Start of Records for the task
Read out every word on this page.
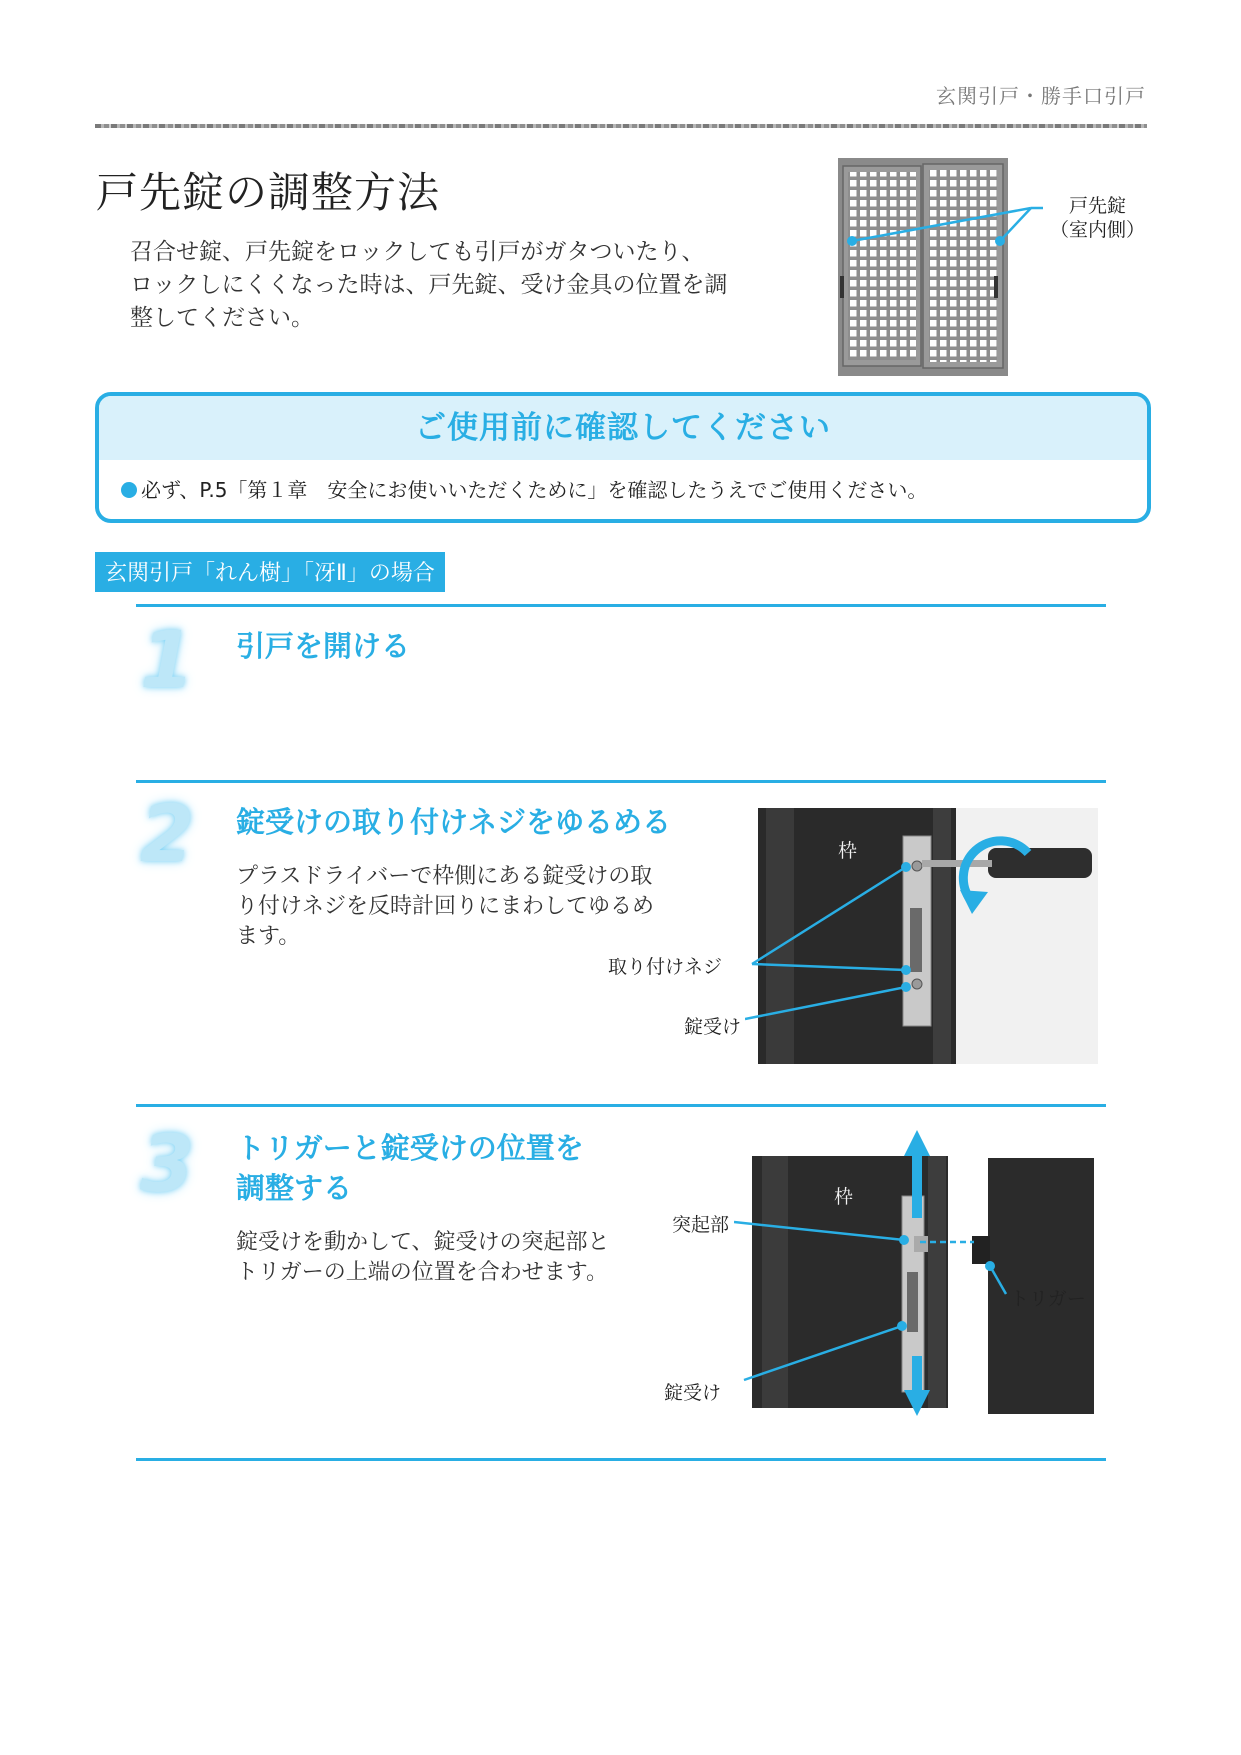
玄関引戸・勝手口引戸
戸先錠の調整方法
召合せ錠、戸先錠をロックしても引戸がガタついたり、
ロックしにくくなった時は、戸先錠、受け金具の位置を調
整してください。
戸先錠
（室内側）
ご使用前に確認してください
必ず、P.5「第１章　安全にお使いいただくために」を確認したうえでご使用ください。
玄関引戸「れん樹」「冴Ⅱ」の場合
1 引戸を開ける
2 錠受けの取り付けネジをゆるめる
プラスドライバーで枠側にある錠受けの取
り付けネジを反時計回りにまわしてゆるめ
ます。
枠
取り付けネジ
錠受け
3 トリガーと錠受けの位置を
調整する
錠受けを動かして、錠受けの突起部と
トリガーの上端の位置を合わせます。
枠
突起部
トリガー
錠受け
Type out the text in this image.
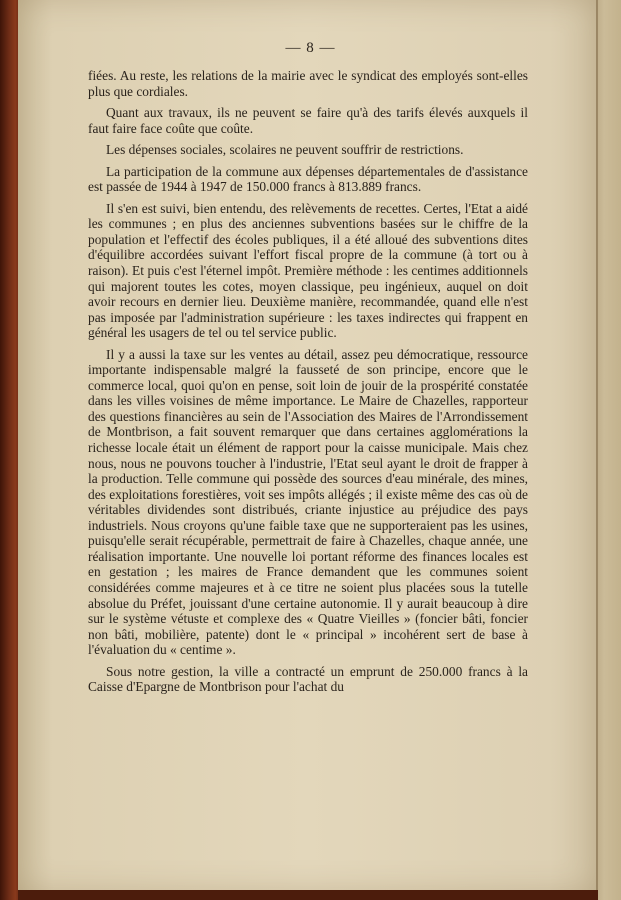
— 8 —

fiées. Au reste, les relations de la mairie avec le syndicat des employés sont-elles plus que cordiales.

Quant aux travaux, ils ne peuvent se faire qu'à des tarifs élevés auxquels il faut faire face coûte que coûte.

Les dépenses sociales, scolaires ne peuvent souffrir de restrictions.

La participation de la commune aux dépenses départementales de d'assistance est passée de 1944 à 1947 de 150.000 francs à 813.889 francs.

Il s'en est suivi, bien entendu, des relèvements de recettes. Certes, l'Etat a aidé les communes ; en plus des anciennes subventions basées sur le chiffre de la population et l'effectif des écoles publiques, il a été alloué des subventions dites d'équilibre accordées suivant l'effort fiscal propre de la commune (à tort ou à raison). Et puis c'est l'éternel impôt. Première méthode : les centimes additionnels qui majorent toutes les cotes, moyen classique, peu ingénieux, auquel on doit avoir recours en dernier lieu. Deuxième manière, recommandée, quand elle n'est pas imposée par l'administration supérieure : les taxes indirectes qui frappent en général les usagers de tel ou tel service public.

Il y a aussi la taxe sur les ventes au détail, assez peu démocratique, ressource importante indispensable malgré la fausseté de son principe, encore que le commerce local, quoi qu'on en pense, soit loin de jouir de la prospérité constatée dans les villes voisines de même importance. Le Maire de Chazelles, rapporteur des questions financières au sein de l'Association des Maires de l'Arrondissement de Montbrison, a fait souvent remarquer que dans certaines agglomérations la richesse locale était un élément de rapport pour la caisse municipale. Mais chez nous, nous ne pouvons toucher à l'industrie, l'Etat seul ayant le droit de frapper à la production. Telle commune qui possède des sources d'eau minérale, des mines, des exploitations forestières, voit ses impôts allégés ; il existe même des cas où de véritables dividendes sont distribués, criante injustice au préjudice des pays industriels. Nous croyons qu'une faible taxe que ne supporteraient pas les usines, puisqu'elle serait récupérable, permettrait de faire à Chazelles, chaque année, une réalisation importante. Une nouvelle loi portant réforme des finances locales est en gestation ; les maires de France demandent que les communes soient considérées comme majeures et à ce titre ne soient plus placées sous la tutelle absolue du Préfet, jouissant d'une certaine autonomie. Il y aurait beaucoup à dire sur le système vétuste et complexe des « Quatre Vieilles » (foncier bâti, foncier non bâti, mobilière, patente) dont le « principal » incohérent sert de base à l'évaluation du « centime ».

Sous notre gestion, la ville a contracté un emprunt de 250.000 francs à la Caisse d'Epargne de Montbrison pour l'achat du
End of Records for the task
Exercise details:
Count the lines of the data that contain the string "dépenses", and reply with that number alone.

Output of the exercise:
2